AIM OF THE TASK:
Rewrite the records below, replacing "deny-checkbox" with "deny-toggle" everywhere and changing nothing else. Leave the pictures out of your answer.

RECORDS PROVIDED:
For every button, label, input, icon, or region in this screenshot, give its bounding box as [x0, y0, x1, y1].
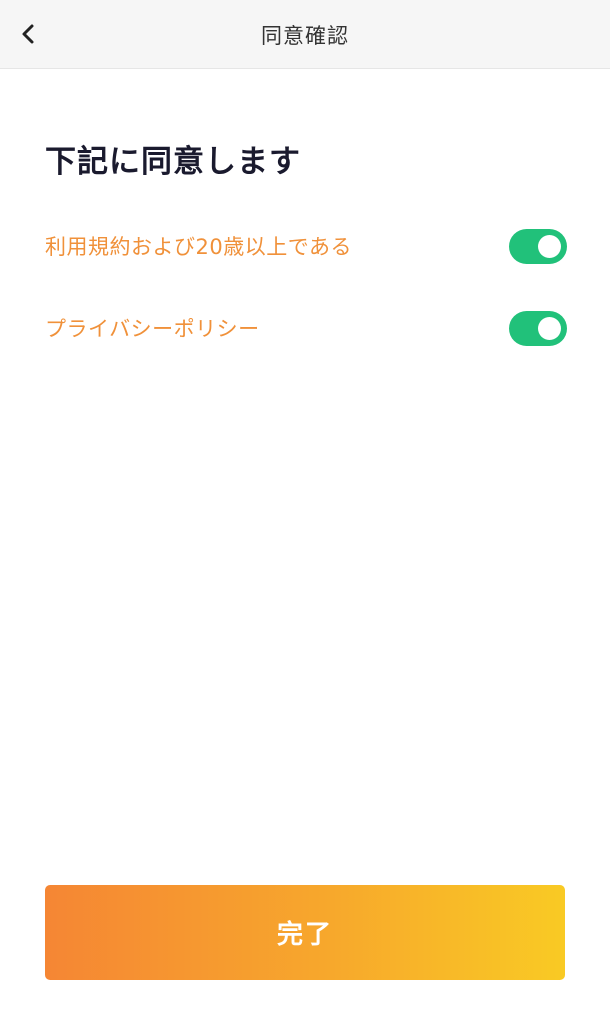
done-button[interactable]: 完了	[45, 885, 565, 980]
navigation-bar: 同意確認	[0, 0, 610, 69]
agreement-screen: 同意確認 下記に同意します 利用規約および20歳以上である プライバシーポリシー…	[0, 0, 610, 1024]
privacy-policy-toggle[interactable]	[509, 310, 567, 346]
toggle-knob	[538, 316, 561, 340]
page-title: 同意確認	[261, 23, 349, 48]
terms-agreement-label[interactable]: 利用規約および20歳以上である	[45, 231, 352, 261]
done-button-label: 完了	[276, 920, 333, 950]
toggle-knob	[538, 234, 561, 258]
privacy-policy-row: プライバシーポリシー	[45, 306, 567, 350]
terms-agreement-toggle[interactable]	[509, 228, 567, 264]
terms-agreement-row: 利用規約および20歳以上である	[45, 224, 567, 268]
agreement-heading: 下記に同意します	[45, 144, 301, 180]
privacy-policy-label[interactable]: プライバシーポリシー	[45, 313, 260, 343]
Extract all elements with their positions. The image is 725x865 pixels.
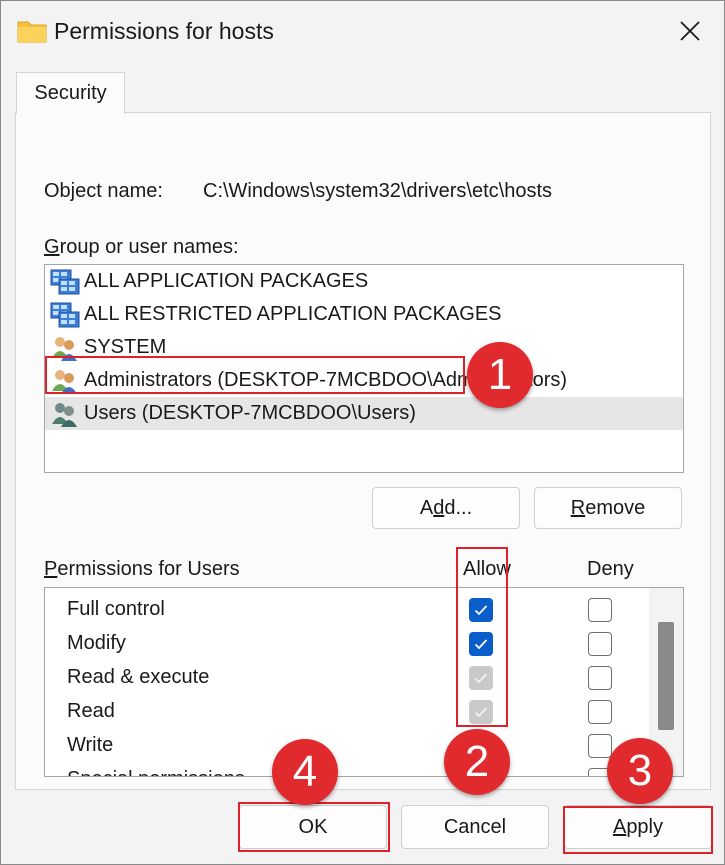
list-item-users[interactable]: Users (DESKTOP-7MCBDOO\Users) [45,397,683,430]
step-badge-3: 3 [607,738,673,804]
list-item-label: ALL APPLICATION PACKAGES [84,270,369,292]
deny-column-header: Deny [587,558,634,580]
deny-checkbox[interactable] [588,598,612,622]
allow-checkbox[interactable] [469,632,493,656]
permission-row: Read & execute [45,661,650,695]
permission-name: Full control [67,598,165,620]
deny-checkbox[interactable] [588,734,612,758]
permission-row: Modify [45,627,650,661]
scroll-thumb[interactable] [658,622,674,730]
permission-row: Write [45,729,650,763]
permission-name: Modify [67,632,126,654]
permission-name: Read [67,700,115,722]
users-icon [52,369,77,394]
window-title: Permissions for hosts [54,18,274,44]
deny-checkbox[interactable] [588,700,612,724]
list-item-all-application-packages[interactable]: ALL APPLICATION PACKAGES [45,265,683,298]
users-icon [52,336,77,361]
list-item-administrators[interactable]: Administrators (DESKTOP-7MCBDOO\Administ… [45,364,683,397]
permission-name: Special permissions [67,768,245,776]
close-icon [680,21,700,41]
security-panel: Object name: C:\Windows\system32\drivers… [15,112,711,790]
permissions-dialog: Permissions for hosts Security Object na… [0,0,725,865]
permission-row: Full control [45,593,650,627]
cancel-button[interactable]: Cancel [401,805,549,849]
allow-checkbox[interactable] [469,598,493,622]
permissions-for-label: Permissions for Users [44,558,240,580]
allow-column-header: Allow [463,558,511,580]
list-item-label: Users (DESKTOP-7MCBDOO\Users) [84,402,416,424]
list-item-all-restricted-application-packages[interactable]: ALL RESTRICTED APPLICATION PACKAGES [45,298,683,331]
package-group-icon [50,302,80,327]
add-button[interactable]: Ad d... [372,487,520,529]
allow-checkbox[interactable] [469,666,493,690]
list-item-label: ALL RESTRICTED APPLICATION PACKAGES [84,303,502,325]
dialog-footer: OK Cancel Apply [1,790,724,864]
list-item-system[interactable]: SYSTEM [45,331,683,364]
step-badge-2: 2 [444,729,510,795]
group-names-label: Group or user names: [44,236,239,258]
permissions-list: Full control Modify Read & execute Read [44,587,684,777]
users-icon [52,402,77,427]
object-name-value: C:\Windows\system32\drivers\etc\hosts [203,180,552,202]
deny-checkbox[interactable] [588,632,612,656]
apply-button[interactable]: Apply [564,805,712,849]
object-name-label: Object name: [44,180,163,202]
folder-icon [17,21,47,43]
list-item-label: SYSTEM [84,336,167,358]
permission-row: Read [45,695,650,729]
permission-row: Special permissions [45,763,650,776]
title-bar: Permissions for hosts [1,1,724,63]
dialog-content: Security Object name: C:\Windows\system3… [15,72,711,790]
step-badge-4: 4 [272,739,338,805]
step-badge-1: 1 [467,342,533,408]
allow-checkbox[interactable] [469,700,493,724]
remove-button[interactable]: Remove [534,487,682,529]
group-user-list[interactable]: ALL APPLICATION PACKAGES ALL RESTRICTED … [44,264,684,473]
permission-name: Write [67,734,114,756]
permission-name: Read & execute [67,666,210,688]
tab-security[interactable]: Security [16,72,125,114]
close-button[interactable] [666,9,714,53]
deny-checkbox[interactable] [588,666,612,690]
package-group-icon [50,269,80,294]
ok-button[interactable]: OK [239,805,387,849]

THE COMPLETED TASK:
For every button, label, input, icon, or region in this screenshot, give its bounding box as [x0, y0, x1, y1].
done-button[interactable]: 完了	[45, 885, 565, 980]
navigation-bar: 同意確認	[0, 0, 610, 69]
agreement-screen: 同意確認 下記に同意します 利用規約および20歳以上である プライバシーポリシー…	[0, 0, 610, 1024]
privacy-policy-toggle[interactable]	[509, 310, 567, 346]
toggle-knob	[538, 316, 561, 340]
page-title: 同意確認	[261, 23, 349, 48]
terms-agreement-label[interactable]: 利用規約および20歳以上である	[45, 231, 352, 261]
done-button-label: 完了	[276, 920, 333, 950]
toggle-knob	[538, 234, 561, 258]
privacy-policy-row: プライバシーポリシー	[45, 306, 567, 350]
terms-agreement-toggle[interactable]	[509, 228, 567, 264]
terms-agreement-row: 利用規約および20歳以上である	[45, 224, 567, 268]
agreement-heading: 下記に同意します	[45, 144, 301, 180]
privacy-policy-label[interactable]: プライバシーポリシー	[45, 313, 260, 343]
Extract all elements with their positions. The image is 725x865 pixels.
list-item-users[interactable]: Users (DESKTOP-7MCBDOO\Users) [45,397,683,430]
step-badge-3: 3 [607,738,673,804]
list-item-label: ALL APPLICATION PACKAGES [84,270,369,292]
deny-column-header: Deny [587,558,634,580]
deny-toggle[interactable] [588,598,612,622]
allow-checkbox[interactable] [469,632,493,656]
permission-row: Read & execute [45,661,650,695]
permission-name: Full control [67,598,165,620]
deny-toggle[interactable] [588,734,612,758]
permission-row: Modify [45,627,650,661]
scroll-thumb[interactable] [658,622,674,730]
permission-row: Write [45,729,650,763]
permission-name: Modify [67,632,126,654]
permission-name: Read [67,700,115,722]
users-icon [52,369,77,394]
window-title: Permissions for hosts [54,18,274,44]
deny-toggle[interactable] [588,700,612,724]
list-item-all-application-packages[interactable]: ALL APPLICATION PACKAGES [45,265,683,298]
users-icon [52,336,77,361]
list-item-administrators[interactable]: Administrators (DESKTOP-7MCBDOO\Administ… [45,364,683,397]
permission-name: Special permissions [67,768,245,776]
close-icon [680,21,700,41]
security-panel: Object name: C:\Windows\system32\drivers… [15,112,711,790]
permissions-dialog: Permissions for hosts Security Object na… [0,0,725,865]
permission-row: Full control [45,593,650,627]
cancel-button[interactable]: Cancel [401,805,549,849]
allow-checkbox[interactable] [469,598,493,622]
permissions-for-label: Permissions for Users [44,558,240,580]
allow-column-header: Allow [463,558,511,580]
list-item-label: Users (DESKTOP-7MCBDOO\Users) [84,402,416,424]
list-item-all-restricted-application-packages[interactable]: ALL RESTRICTED APPLICATION PACKAGES [45,298,683,331]
package-group-icon [50,302,80,327]
add-button[interactable]: Ad d... [372,487,520,529]
allow-checkbox[interactable] [469,666,493,690]
list-item-label: ALL RESTRICTED APPLICATION PACKAGES [84,303,502,325]
dialog-footer: OK Cancel Apply [1,790,724,864]
list-item-system[interactable]: SYSTEM [45,331,683,364]
step-badge-2: 2 [444,729,510,795]
group-names-label: Group or user names: [44,236,239,258]
permissions-list: Full control Modify Read & execute Read [44,587,684,777]
users-icon [52,402,77,427]
object-name-value: C:\Windows\system32\drivers\etc\hosts [203,180,552,202]
deny-toggle[interactable] [588,632,612,656]
apply-button[interactable]: Apply [564,805,712,849]
object-name-label: Object name: [44,180,163,202]
folder-icon [17,21,47,43]
list-item-label: SYSTEM [84,336,167,358]
permission-row: Read [45,695,650,729]
permission-row: Special permissions [45,763,650,776]
title-bar: Permissions for hosts [1,1,724,63]
dialog-content: Security Object name: C:\Windows\system3… [15,72,711,790]
step-badge-4: 4 [272,739,338,805]
step-badge-1: 1 [467,342,533,408]
allow-checkbox[interactable] [469,700,493,724]
remove-button[interactable]: Remove [534,487,682,529]
group-user-list[interactable]: ALL APPLICATION PACKAGES ALL RESTRICTED … [44,264,684,473]
permission-name: Write [67,734,114,756]
permission-name: Read & execute [67,666,210,688]
tab-security[interactable]: Security [16,72,125,114]
close-button[interactable] [666,9,714,53]
deny-toggle[interactable] [588,666,612,690]
package-group-icon [50,269,80,294]
ok-button[interactable]: OK [239,805,387,849]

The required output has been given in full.